— Begin Record list —

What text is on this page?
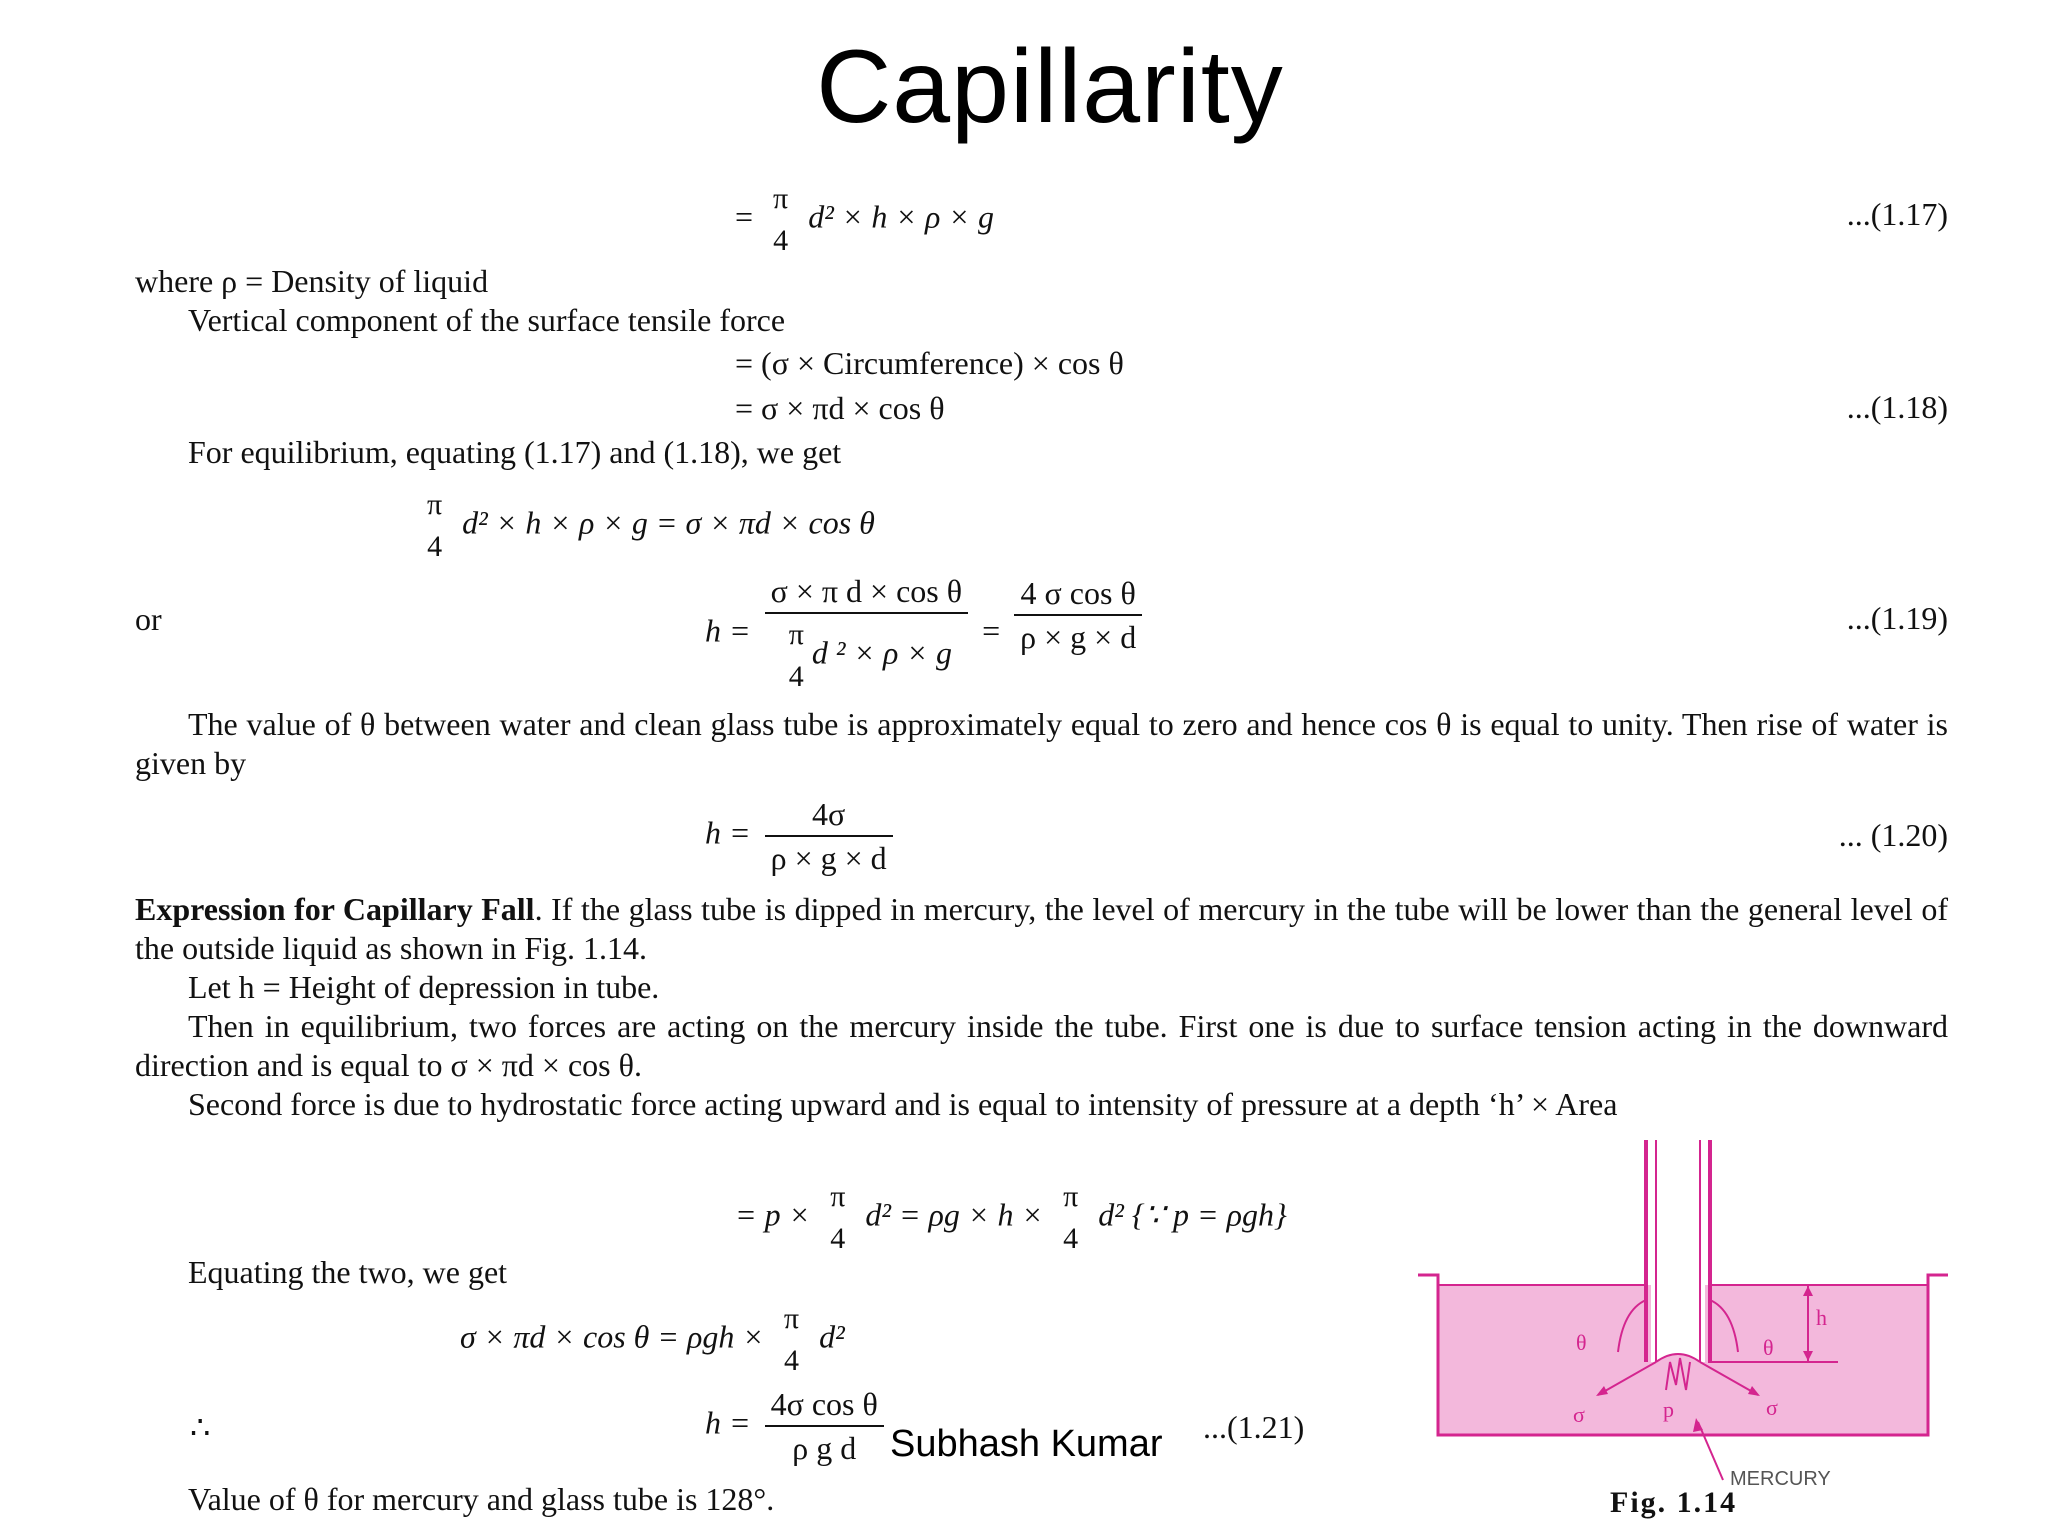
Capillarity
= π
4
d² × h × ρ × g	...(1.17)
where ρ = Density of liquid
Vertical component of the surface tensile force
= (σ × Circumference) × cos θ
= σ × πd × cos θ	...(1.18)
For equilibrium, equating (1.17) and (1.18), we get
π
4
d² × h × ρ × g = σ × πd × cos θ
or	h = σ × π d × cos θ
π
4
d $^2 \times \rho \times g = \frac{\text{4 σ cos θ}}{\rho \times g \times d}$	...(1.19)
The value of θ between water and clean glass tube is approximately equal to zero and hence cos θ is equal to unity. Then rise of water is given by
$h = \frac{4\sigma}{\rho \times g \times d}$	... (1.20)
Expression for Capillary Fall. If the glass tube is dipped in mercury, the level of mercury in the tube will be lower than the general level of the outside liquid as shown in Fig. 1.14.
Let h = Height of depression in tube.
Then in equilibrium, two forces are acting on the mercury inside the tube. First one is due to surface tension acting in the downward direction and is equal to σ × πd × cos θ.
Second force is due to hydrostatic force acting upward and is equal to intensity of pressure at a depth ‘h’ × Area
= p × π
4
d² = ρg × h × π
4
d² {∵ p = ρgh}
Equating the two, we get
σ × πd × cos θ = ρgh × π
4
d²
∴	$h = \frac{\text{4σ cos θ}}{\text{ρ g d}}$	...(1.21)
Value of θ for mercury and glass tube is 128°.
h
θ	θ
σ	σ
p
MERCURY
Fig. 1.14
Subhash Kumar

— End Record list —

#### Exercise instructions:
Look through the data above. Copy every line with the string "times" in it.

#### Final result:
d $^2 \times \rho \times g = \frac{\text{4 σ cos θ}}{\rho \times g \times d}$	...(1.19)
$h = \frac{4\sigma}{\rho \times g \times d}$	... (1.20)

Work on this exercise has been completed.